▶ _Page excerpt_:
++++
Pete wanted to move fast. We built a Slack workflow where a new campaign idea — triggered by conference news, an industry article, or a competitor win — could be spec'd, written, and live in under a day. This tight loop let HPP capitalize on real-time market moments.

- Slack-native campaign request flow
- 24-hour idea-to-launch SLA
- Campaign ideas sourced collaboratively

### 04 — INFRASTRUCTURE & AUTOMATION

**Built the backend so Pete could just close**

Dedicated mailboxes, warmed domains, automated meeting booking flowing directly to Pete's calendar, and reply routing through Slack for instant context. Pete's entire interaction with the system became: 'open calendar, see who I'm talking to next, take the call.'

- Dedicated sending infrastructure
- Automated calendar routing
- Slack-native reply management

## Real emails

### SENT

*Subject: Re: [Company]'s TPSA booth strategy*

Saw [Company] is attending TPSA next month — we've staffed demo programs for 7 of last year's premium booth winners. If you're tight on regional brand ambassadors, worth 15 minutes before the event...

*Signal: TPSA attendee list · Day 1*

### REPLY

*Subject: Re: Re: [Company]'s TPSA booth strategy*

Good timing — we're still figuring out Saturday coverage. Can you send over what you've done for similar brands? Happy to hop on a call if it looks relevant.

*Reply received · Day 2*

### BOOKED

*Subject: Calendar confirmation · [Prospect]*

Meeting booked Thursday 11am ET. Prospect: Regional brand manager at Series A beverage brand, 45 retail partnerships, actively planning Q1 in-store launches. Deal size est: $8K-20K per event program.

*Routed to Pete · Day 2*

## After BuzzLead

**16 new customers. $70K added. A calendar Pete looks forward to.**

One year in, Pete's day starts the same way: open the calendar, see who he's talking to next, take the call. The outbound system runs in the background. HPP signed 16 new customers in year one, added $70K in revenue, and Pete now spends his time on delivery and closing instead of chasing leads. He's preparing to hire his first BD support role to handle the increased volume.
++++
▶ _Record set_:
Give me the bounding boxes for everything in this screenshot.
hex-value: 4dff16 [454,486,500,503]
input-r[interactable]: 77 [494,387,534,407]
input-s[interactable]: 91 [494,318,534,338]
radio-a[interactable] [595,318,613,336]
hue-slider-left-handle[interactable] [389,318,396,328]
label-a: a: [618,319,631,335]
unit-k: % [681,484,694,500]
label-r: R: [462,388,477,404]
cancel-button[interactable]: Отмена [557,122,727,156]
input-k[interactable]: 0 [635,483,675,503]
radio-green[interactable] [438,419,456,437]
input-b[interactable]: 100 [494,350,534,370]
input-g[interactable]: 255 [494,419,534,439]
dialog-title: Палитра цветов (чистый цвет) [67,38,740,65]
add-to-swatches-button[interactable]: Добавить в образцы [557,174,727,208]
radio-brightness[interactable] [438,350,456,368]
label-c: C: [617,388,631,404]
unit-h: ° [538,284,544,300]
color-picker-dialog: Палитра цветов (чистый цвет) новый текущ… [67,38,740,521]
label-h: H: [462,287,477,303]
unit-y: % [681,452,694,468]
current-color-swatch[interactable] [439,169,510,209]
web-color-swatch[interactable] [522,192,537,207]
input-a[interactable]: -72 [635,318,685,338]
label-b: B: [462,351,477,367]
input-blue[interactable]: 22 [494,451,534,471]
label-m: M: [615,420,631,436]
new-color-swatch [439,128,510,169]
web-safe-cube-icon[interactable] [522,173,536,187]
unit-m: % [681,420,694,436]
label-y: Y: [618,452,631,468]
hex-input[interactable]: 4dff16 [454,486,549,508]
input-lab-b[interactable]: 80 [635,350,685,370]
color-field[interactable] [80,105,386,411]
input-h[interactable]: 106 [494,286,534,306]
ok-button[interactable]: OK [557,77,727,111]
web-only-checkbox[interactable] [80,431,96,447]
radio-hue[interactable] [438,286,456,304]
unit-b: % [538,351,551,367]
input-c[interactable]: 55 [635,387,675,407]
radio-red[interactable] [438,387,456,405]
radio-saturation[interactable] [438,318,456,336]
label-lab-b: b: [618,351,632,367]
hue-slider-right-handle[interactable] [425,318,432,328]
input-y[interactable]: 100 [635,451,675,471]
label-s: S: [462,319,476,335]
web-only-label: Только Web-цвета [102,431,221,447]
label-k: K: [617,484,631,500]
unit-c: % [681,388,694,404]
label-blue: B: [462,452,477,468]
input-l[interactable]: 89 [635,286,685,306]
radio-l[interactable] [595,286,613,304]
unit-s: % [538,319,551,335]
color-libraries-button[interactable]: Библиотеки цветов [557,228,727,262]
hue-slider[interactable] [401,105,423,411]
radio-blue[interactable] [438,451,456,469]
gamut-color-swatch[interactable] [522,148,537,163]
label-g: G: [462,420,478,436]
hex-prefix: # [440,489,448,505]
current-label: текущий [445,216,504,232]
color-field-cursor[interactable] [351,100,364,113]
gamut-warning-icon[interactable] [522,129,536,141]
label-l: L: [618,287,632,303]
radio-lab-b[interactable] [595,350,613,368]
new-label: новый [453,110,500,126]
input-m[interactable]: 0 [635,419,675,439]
++++
Output the case study text about Pete's outbound system word for word, in full.

▶ _Solution_:
Pete wanted to move fast. We built a Slack workflow where a new campaign idea — triggered by conference news, an industry article, or a competitor win — could be spec'd, written, and live in under a day. This tight loop let HPP capitalize on real-time market moments.

- Slack-native campaign request flow
- 24-hour idea-to-launch SLA
- Campaign ideas sourced collaboratively

### 04 — INFRASTRUCTURE & AUTOMATION

**Built the backend so Pete could just close**

Dedicated mailboxes, warmed domains, automated meeting booking flowing directly to Pete's calendar, and reply routing through Slack for instant context. Pete's entire interaction with the system became: 'open calendar, see who I'm talking to next, take the call.'

- Dedicated sending infrastructure
- Automated calendar routing
- Slack-native reply management

## Real emails

### SENT

*Subject: Re: [Company]'s TPSA booth strategy*

Saw [Company] is attending TPSA next month — we've staffed demo programs for 7 of last year's premium booth winners. If you're tight on regional brand ambassadors, worth 15 minutes before the event...

*Signal: TPSA attendee list · Day 1*

### REPLY

*Subject: Re: Re: [Company]'s TPSA booth strategy*

Good timing — we're still figuring out Saturday coverage. Can you send over what you've done for similar brands? Happy to hop on a call if it looks relevant.

*Reply received · Day 2*

### BOOKED

*Subject: Calendar confirmation · [Prospect]*

Meeting booked Thursday 11am ET. Prospect: Regional brand manager at Series A beverage brand, 45 retail partnerships, actively planning Q1 in-store launches. Deal size est: $8K-20K per event program.

*Routed to Pete · Day 2*

## After BuzzLead

**16 new customers. $70K added. A calendar Pete looks forward to.**

One year in, Pete's day starts the same way: open the calendar, see who he's talking to next, take the call. The outbound system runs in the background. HPP signed 16 new customers in year one, added $70K in revenue, and Pete now spends his time on delivery and closing instead of chasing leads. He's preparing to hire his first BD support role to handle the increased volume.